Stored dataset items
---

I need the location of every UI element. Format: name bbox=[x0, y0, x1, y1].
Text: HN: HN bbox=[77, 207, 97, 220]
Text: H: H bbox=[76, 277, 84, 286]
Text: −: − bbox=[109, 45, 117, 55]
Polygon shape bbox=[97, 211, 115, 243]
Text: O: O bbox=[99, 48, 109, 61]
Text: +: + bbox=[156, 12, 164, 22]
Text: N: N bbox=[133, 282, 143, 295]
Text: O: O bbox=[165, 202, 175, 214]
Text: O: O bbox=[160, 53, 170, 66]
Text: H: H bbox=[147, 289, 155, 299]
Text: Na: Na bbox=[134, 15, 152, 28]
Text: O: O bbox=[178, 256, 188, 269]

---

• [What to produce] Please format the lines above as a JSON list of strings, one string per line, skipping any blank lines.

• [Response to this exercise]
[
  "I need the location of every UI element. Format: name bbox=[x0, y0, x1, y1].",
  "Text: HN: HN bbox=[77, 207, 97, 220]",
  "Text: H: H bbox=[76, 277, 84, 286]",
  "Text: −: − bbox=[109, 45, 117, 55]",
  "Polygon shape bbox=[97, 211, 115, 243]",
  "Text: O: O bbox=[99, 48, 109, 61]",
  "Text: +: + bbox=[156, 12, 164, 22]",
  "Text: N: N bbox=[133, 282, 143, 295]",
  "Text: O: O bbox=[165, 202, 175, 214]",
  "Text: O: O bbox=[160, 53, 170, 66]",
  "Text: H: H bbox=[147, 289, 155, 299]",
  "Text: Na: Na bbox=[134, 15, 152, 28]",
  "Text: O: O bbox=[178, 256, 188, 269]"
]